Top of SELECTED EXTRACT

Five miners freed from Gold One sit-in ordeal
Three escape and two are released from protest
Three mine workers managed to escape and two were released due to their medical conditions after being stuck in an illegal underground sit-in at Gold One mine in Springs on the East Rand.
The mineworkers are protesting against the dismissal of about 70 employees last month after a disciplinary hearing.
This was confirmed on Sunday by the head of legal affairs at the mine, Ziyaad Hassan, who said the situation at the mine remained “tense”.
He said middle managers and contractors were among those trapped underground.
“At this stage we understand Amcu [Association of Mineworkers and Construction Union] and NUM [National Union of Mineworkers] have since distanced themselves from the underground sit-in. Both unions have committed to doing everything they can to diffuse the situation,” said Hassan.
“We are doing everything we can to bring the people safely back to surface.”
He said they were worried about an apparent trend in which mineworkers stage sit-ins whenever they have grievances.
“We are hearing those underground are complaining that food is running out so we are seriously concerned about the health and safety of the miners underground. The situation remains tense and fluid,” Hassan said.
In October, more than 500 employees spent three days underground in what the company, police and NUM labelled as kidnapping.
At the time Amcu and some workers said the sit-in was in protest against the company’s failure to award the union organisational rights.

Bottom of SELECTED EXTRACT

WORK TO COMPLETE =
• 1. In the Gold One article, what are the mineworkers protesting against?
• 2. Resume the Gold One article from its final sentence.
The items aren't needed here.

Top of DATASET EXTRACT

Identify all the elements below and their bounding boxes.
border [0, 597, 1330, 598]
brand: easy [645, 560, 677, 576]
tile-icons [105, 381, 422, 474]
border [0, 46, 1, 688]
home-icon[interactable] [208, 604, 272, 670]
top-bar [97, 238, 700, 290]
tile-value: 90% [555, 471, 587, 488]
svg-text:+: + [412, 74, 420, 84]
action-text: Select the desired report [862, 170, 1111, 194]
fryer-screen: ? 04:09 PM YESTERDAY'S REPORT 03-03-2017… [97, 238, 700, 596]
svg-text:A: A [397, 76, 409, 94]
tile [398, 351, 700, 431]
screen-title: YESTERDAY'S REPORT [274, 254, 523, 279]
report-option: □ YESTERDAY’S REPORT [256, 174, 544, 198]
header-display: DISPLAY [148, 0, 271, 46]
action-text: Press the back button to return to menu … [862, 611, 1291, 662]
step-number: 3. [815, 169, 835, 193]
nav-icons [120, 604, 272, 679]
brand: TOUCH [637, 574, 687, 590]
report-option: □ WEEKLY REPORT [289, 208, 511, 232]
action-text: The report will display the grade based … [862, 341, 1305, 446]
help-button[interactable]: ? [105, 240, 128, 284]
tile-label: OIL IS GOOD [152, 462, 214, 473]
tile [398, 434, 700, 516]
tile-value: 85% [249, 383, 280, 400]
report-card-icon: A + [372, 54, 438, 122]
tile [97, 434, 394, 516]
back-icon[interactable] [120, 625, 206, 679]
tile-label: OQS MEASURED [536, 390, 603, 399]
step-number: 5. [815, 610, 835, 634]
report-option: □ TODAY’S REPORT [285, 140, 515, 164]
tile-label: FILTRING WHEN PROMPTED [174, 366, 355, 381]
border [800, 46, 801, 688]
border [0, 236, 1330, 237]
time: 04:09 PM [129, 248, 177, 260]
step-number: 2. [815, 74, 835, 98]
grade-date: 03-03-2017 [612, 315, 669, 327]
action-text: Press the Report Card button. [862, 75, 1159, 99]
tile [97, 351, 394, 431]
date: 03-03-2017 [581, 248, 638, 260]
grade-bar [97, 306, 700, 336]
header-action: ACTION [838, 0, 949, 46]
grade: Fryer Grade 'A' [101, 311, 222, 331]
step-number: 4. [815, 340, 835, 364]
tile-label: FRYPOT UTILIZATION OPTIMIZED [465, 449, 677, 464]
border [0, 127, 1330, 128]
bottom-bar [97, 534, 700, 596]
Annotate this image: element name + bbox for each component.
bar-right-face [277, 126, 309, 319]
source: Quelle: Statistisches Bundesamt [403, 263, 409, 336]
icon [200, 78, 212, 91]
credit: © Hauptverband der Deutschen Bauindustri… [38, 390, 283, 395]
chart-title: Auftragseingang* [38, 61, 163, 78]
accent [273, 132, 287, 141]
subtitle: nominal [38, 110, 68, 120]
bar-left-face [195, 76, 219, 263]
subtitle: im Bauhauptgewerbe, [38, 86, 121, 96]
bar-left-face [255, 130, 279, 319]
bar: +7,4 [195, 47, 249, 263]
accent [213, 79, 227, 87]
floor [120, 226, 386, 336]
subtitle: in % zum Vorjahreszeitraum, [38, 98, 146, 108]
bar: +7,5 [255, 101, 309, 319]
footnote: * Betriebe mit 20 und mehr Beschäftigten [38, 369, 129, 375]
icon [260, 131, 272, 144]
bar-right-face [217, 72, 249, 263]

Bottom of DATASET EXTRACT

EXPECTED RESULTS =
• 1. The dismissal of about 70 employees last month after a disciplinary hearing.

• 2.
Implats' Rustenburg 11 shaft out of action
Meanwhile, Impala Platinum said its Rustenburg 11 shaft, which accounts for 15% of annual production and where 13 employees lost their lives after a conveyance system failure a week ago, will be out of action for the foreseeable future.
Impala spokesperson Johan Theron said the full impact of the closure would depend on how long the shaft remained shut.
“It does not mean we are going to lose 15% of production. It means 11 shaft's contribution is 15%, and depending on how long it’s going to be impacted, that will progressively accumulate. If it is out for six months, the impact will be 7.5% of production. If it is out for three months it will be 3.5%, and if it is out for a month it will be 1%,” he said.
An internal investigation is under way to get to the bottom of how a conveyance cage hoisting 86 miners to the surface recently plummeted. Last Thursday 45 employees were still in hospital, including six in critical condition.
Theron said: “We will need the regulator and the department of mineral resources and energy to check everything and give us the go-ahead to conduct the investigation and effect the necessary repairs. The employees need to receive counselling.”